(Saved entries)
_ _ _ _ _
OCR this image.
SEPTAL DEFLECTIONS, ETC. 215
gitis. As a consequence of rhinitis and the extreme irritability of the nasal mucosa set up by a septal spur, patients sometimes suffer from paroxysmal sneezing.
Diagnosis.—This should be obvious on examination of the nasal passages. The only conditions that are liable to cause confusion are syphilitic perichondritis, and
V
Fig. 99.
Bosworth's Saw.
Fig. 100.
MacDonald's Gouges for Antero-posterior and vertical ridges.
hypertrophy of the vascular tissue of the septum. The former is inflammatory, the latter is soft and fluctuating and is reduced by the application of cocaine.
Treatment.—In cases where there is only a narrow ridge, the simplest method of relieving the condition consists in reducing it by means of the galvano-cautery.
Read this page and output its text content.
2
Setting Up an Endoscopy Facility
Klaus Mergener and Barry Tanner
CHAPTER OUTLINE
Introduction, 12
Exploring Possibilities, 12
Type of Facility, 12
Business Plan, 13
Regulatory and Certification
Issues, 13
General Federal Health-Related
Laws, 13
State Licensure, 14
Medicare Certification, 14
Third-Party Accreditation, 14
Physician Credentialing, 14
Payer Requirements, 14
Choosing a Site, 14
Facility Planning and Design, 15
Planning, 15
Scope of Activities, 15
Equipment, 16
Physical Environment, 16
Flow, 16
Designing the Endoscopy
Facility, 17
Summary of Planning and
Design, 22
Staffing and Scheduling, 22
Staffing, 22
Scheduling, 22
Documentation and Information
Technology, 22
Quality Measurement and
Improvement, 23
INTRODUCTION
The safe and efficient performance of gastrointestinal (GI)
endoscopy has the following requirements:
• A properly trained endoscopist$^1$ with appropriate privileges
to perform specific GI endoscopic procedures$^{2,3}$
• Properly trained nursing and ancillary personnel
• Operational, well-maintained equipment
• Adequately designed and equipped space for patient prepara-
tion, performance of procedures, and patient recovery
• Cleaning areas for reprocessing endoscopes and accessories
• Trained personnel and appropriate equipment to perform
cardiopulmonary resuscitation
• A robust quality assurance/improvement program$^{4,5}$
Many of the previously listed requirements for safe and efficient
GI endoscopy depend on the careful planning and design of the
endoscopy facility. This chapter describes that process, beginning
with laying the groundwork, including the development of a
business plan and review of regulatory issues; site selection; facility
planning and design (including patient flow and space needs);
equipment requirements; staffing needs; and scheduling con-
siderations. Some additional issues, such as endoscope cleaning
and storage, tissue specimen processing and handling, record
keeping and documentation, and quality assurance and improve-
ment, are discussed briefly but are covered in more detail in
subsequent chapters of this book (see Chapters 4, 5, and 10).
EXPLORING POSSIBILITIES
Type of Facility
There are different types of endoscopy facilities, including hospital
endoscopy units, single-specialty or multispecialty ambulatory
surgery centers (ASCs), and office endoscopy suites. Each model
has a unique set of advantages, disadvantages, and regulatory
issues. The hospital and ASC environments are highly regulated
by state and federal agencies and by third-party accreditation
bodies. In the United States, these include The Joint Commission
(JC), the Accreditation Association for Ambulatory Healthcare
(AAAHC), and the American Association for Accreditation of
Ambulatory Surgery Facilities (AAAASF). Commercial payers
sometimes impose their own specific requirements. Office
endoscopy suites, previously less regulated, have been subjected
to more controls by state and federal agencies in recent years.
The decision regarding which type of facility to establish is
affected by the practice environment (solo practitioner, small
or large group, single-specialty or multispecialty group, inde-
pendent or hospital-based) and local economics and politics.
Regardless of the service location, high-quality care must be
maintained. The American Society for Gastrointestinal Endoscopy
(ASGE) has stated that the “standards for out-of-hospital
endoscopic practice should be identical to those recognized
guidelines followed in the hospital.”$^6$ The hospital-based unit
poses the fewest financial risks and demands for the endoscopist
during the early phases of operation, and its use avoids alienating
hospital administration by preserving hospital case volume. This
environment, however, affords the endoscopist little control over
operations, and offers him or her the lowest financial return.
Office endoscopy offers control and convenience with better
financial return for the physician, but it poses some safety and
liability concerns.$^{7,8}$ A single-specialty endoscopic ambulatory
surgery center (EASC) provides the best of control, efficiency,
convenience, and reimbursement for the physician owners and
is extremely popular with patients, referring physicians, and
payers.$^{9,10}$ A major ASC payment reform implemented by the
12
_ _ _ _ _
**Problem:**
Set down every entry again, word for word.

**Solution:**
OCR this image.
SEPTAL DEFLECTIONS, ETC. 215
gitis. As a consequence of rhinitis and the extreme irritability of the nasal mucosa set up by a septal spur, patients sometimes suffer from paroxysmal sneezing.
Diagnosis.—This should be obvious on examination of the nasal passages. The only conditions that are liable to cause confusion are syphilitic perichondritis, and
V
Fig. 99.
Bosworth's Saw.
Fig. 100.
MacDonald's Gouges for Antero-posterior and vertical ridges.
hypertrophy of the vascular tissue of the septum. The former is inflammatory, the latter is soft and fluctuating and is reduced by the application of cocaine.
Treatment.—In cases where there is only a narrow ridge, the simplest method of relieving the condition consists in reducing it by means of the galvano-cautery.
Read this page and output its text content.
2
Setting Up an Endoscopy Facility
Klaus Mergener and Barry Tanner
CHAPTER OUTLINE
Introduction, 12
Exploring Possibilities, 12
Type of Facility, 12
Business Plan, 13
Regulatory and Certification
Issues, 13
General Federal Health-Related
Laws, 13
State Licensure, 14
Medicare Certification, 14
Third-Party Accreditation, 14
Physician Credentialing, 14
Payer Requirements, 14
Choosing a Site, 14
Facility Planning and Design, 15
Planning, 15
Scope of Activities, 15
Equipment, 16
Physical Environment, 16
Flow, 16
Designing the Endoscopy
Facility, 17
Summary of Planning and
Design, 22
Staffing and Scheduling, 22
Staffing, 22
Scheduling, 22
Documentation and Information
Technology, 22
Quality Measurement and
Improvement, 23
INTRODUCTION
The safe and efficient performance of gastrointestinal (GI)
endoscopy has the following requirements:
• A properly trained endoscopist$^1$ with appropriate privileges
to perform specific GI endoscopic procedures$^{2,3}$
• Properly trained nursing and ancillary personnel
• Operational, well-maintained equipment
• Adequately designed and equipped space for patient prepara-
tion, performance of procedures, and patient recovery
• Cleaning areas for reprocessing endoscopes and accessories
• Trained personnel and appropriate equipment to perform
cardiopulmonary resuscitation
• A robust quality assurance/improvement program$^{4,5}$
Many of the previously listed requirements for safe and efficient
GI endoscopy depend on the careful planning and design of the
endoscopy facility. This chapter describes that process, beginning
with laying the groundwork, including the development of a
business plan and review of regulatory issues; site selection; facility
planning and design (including patient flow and space needs);
equipment requirements; staffing needs; and scheduling con-
siderations. Some additional issues, such as endoscope cleaning
and storage, tissue specimen processing and handling, record
keeping and documentation, and quality assurance and improve-
ment, are discussed briefly but are covered in more detail in
subsequent chapters of this book (see Chapters 4, 5, and 10).
EXPLORING POSSIBILITIES
Type of Facility
There are different types of endoscopy facilities, including hospital
endoscopy units, single-specialty or multispecialty ambulatory
surgery centers (ASCs), and office endoscopy suites. Each model
has a unique set of advantages, disadvantages, and regulatory
issues. The hospital and ASC environments are highly regulated
by state and federal agencies and by third-party accreditation
bodies. In the United States, these include The Joint Commission
(JC), the Accreditation Association for Ambulatory Healthcare
(AAAHC), and the American Association for Accreditation of
Ambulatory Surgery Facilities (AAAASF). Commercial payers
sometimes impose their own specific requirements. Office
endoscopy suites, previously less regulated, have been subjected
to more controls by state and federal agencies in recent years.
The decision regarding which type of facility to establish is
affected by the practice environment (solo practitioner, small
or large group, single-specialty or multispecialty group, inde-
pendent or hospital-based) and local economics and politics.
Regardless of the service location, high-quality care must be
maintained. The American Society for Gastrointestinal Endoscopy
(ASGE) has stated that the “standards for out-of-hospital
endoscopic practice should be identical to those recognized
guidelines followed in the hospital.”$^6$ The hospital-based unit
poses the fewest financial risks and demands for the endoscopist
during the early phases of operation, and its use avoids alienating
hospital administration by preserving hospital case volume. This
environment, however, affords the endoscopist little control over
operations, and offers him or her the lowest financial return.
Office endoscopy offers control and convenience with better
financial return for the physician, but it poses some safety and
liability concerns.$^{7,8}$ A single-specialty endoscopic ambulatory
surgery center (EASC) provides the best of control, efficiency,
convenience, and reimbursement for the physician owners and
is extremely popular with patients, referring physicians, and
payers.$^{9,10}$ A major ASC payment reform implemented by the
12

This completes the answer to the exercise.